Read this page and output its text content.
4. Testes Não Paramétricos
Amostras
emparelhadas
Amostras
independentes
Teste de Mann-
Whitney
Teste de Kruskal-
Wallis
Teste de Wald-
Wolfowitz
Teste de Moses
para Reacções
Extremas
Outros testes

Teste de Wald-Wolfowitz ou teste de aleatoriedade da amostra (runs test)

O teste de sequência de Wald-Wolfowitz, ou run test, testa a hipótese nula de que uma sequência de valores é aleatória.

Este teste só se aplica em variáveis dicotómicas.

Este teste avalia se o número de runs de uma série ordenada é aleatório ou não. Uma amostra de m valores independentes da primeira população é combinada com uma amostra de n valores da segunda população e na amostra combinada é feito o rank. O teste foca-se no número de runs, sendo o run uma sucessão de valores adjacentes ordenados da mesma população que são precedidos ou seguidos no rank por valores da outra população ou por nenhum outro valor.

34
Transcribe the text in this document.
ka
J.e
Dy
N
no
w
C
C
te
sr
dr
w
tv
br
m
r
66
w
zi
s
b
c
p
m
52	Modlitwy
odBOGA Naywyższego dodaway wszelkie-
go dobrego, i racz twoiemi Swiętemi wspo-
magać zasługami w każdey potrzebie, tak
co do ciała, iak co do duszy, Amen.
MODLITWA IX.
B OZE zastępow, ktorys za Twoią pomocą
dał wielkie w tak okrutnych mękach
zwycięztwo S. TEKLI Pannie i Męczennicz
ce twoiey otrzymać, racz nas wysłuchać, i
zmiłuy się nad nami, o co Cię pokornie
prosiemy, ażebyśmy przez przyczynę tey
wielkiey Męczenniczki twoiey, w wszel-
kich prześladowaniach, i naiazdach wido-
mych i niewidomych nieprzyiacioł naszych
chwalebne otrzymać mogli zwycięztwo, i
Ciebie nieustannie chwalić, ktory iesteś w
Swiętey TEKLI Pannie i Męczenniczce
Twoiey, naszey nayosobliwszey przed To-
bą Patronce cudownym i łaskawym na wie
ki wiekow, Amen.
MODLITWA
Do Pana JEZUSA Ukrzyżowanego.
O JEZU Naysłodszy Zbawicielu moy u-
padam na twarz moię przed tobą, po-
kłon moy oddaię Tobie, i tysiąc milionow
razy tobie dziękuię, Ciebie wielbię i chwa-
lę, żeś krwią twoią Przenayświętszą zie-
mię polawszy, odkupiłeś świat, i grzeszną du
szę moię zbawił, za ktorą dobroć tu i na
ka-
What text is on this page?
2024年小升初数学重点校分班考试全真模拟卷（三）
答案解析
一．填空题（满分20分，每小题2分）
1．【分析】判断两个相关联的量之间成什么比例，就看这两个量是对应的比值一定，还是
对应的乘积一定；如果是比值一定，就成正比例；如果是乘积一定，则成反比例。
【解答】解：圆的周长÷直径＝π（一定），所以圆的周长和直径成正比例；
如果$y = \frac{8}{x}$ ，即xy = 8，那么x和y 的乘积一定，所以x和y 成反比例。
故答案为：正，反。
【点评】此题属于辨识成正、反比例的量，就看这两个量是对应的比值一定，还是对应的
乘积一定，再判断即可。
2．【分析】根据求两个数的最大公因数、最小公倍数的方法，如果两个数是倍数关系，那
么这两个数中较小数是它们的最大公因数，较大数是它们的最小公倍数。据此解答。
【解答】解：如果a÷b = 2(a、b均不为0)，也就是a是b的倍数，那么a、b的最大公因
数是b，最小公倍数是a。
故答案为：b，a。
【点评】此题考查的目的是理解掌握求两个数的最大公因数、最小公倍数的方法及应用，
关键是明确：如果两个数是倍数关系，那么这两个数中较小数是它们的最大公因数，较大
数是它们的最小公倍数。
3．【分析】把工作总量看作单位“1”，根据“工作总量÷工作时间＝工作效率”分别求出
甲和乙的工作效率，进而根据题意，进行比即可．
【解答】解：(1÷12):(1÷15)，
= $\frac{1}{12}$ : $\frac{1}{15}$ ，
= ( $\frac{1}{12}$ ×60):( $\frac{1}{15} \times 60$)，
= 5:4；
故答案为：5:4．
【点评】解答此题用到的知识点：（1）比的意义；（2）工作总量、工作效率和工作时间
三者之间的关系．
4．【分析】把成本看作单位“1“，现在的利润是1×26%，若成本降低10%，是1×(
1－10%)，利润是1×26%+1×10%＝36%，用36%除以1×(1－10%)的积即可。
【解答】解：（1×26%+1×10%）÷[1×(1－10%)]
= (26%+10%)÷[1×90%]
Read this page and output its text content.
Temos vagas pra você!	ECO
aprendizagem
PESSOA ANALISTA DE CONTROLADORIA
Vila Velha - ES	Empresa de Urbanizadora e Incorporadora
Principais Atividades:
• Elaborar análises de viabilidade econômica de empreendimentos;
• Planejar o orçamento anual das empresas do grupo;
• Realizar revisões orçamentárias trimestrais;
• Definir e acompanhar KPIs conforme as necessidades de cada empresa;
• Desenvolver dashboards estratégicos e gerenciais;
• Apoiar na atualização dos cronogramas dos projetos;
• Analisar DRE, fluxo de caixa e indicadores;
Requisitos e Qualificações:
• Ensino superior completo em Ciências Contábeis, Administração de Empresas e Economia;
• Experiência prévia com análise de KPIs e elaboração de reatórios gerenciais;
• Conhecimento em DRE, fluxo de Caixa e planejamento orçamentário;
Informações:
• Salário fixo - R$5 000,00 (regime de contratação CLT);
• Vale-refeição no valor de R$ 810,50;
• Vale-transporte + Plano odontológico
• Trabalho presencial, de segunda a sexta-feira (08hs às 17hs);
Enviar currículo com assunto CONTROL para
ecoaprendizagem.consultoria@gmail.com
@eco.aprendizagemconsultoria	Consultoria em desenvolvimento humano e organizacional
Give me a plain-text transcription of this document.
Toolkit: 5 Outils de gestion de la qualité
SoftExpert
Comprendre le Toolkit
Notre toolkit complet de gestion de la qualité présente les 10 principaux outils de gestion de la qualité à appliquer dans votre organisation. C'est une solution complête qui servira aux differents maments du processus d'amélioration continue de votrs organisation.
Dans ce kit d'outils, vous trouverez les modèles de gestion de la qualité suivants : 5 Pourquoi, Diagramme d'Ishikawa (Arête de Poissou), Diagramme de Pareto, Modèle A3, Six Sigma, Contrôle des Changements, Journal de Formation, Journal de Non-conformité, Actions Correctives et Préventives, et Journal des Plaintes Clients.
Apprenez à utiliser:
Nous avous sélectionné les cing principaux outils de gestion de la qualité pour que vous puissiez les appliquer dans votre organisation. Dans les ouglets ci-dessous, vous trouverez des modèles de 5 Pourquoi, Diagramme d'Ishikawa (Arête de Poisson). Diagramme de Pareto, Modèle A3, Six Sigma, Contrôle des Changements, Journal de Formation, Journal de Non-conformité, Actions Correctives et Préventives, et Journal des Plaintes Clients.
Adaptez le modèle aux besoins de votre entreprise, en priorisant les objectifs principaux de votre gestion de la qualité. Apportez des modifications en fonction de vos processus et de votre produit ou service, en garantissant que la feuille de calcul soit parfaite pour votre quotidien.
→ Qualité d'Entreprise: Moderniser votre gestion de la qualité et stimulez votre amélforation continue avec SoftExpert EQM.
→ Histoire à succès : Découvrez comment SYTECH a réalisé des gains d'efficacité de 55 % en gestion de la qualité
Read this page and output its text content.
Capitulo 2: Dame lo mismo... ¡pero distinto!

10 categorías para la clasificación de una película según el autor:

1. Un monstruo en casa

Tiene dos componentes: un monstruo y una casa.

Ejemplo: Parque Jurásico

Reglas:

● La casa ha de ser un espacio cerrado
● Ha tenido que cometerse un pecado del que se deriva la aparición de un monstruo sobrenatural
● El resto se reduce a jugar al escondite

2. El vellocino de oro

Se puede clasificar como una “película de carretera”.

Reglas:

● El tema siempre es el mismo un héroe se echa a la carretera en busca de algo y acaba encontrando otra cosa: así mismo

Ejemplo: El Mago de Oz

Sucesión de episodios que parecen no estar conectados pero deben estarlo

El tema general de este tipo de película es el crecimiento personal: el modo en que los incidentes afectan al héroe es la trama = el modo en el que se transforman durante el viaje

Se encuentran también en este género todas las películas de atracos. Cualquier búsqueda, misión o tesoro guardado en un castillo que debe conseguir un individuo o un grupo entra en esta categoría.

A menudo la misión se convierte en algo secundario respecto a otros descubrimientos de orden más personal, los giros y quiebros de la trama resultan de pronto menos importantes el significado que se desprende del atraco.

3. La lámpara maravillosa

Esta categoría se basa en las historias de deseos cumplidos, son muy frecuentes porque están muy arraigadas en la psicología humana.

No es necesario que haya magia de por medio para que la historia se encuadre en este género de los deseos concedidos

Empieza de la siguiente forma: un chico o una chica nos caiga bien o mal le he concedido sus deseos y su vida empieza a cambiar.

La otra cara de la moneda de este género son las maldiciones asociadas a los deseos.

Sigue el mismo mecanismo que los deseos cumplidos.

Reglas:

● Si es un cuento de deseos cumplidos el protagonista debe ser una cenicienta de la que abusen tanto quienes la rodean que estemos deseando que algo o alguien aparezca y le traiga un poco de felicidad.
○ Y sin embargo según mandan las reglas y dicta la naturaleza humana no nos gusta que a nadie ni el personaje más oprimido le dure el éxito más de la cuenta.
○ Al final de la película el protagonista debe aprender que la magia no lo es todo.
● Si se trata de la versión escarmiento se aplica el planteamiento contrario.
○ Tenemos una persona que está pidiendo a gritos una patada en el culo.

What the task asks:
Filter the data, keeping only the lines that contain "protagonista".

Final result:
● Si es un cuento de deseos cumplidos el protagonista debe ser una cenicienta de la que abusen tanto quienes la rodean que estemos deseando que algo o alguien aparezca y le traiga un poco de felicidad.
○ Al final de la película el protagonista debe aprender que la magia no lo es todo.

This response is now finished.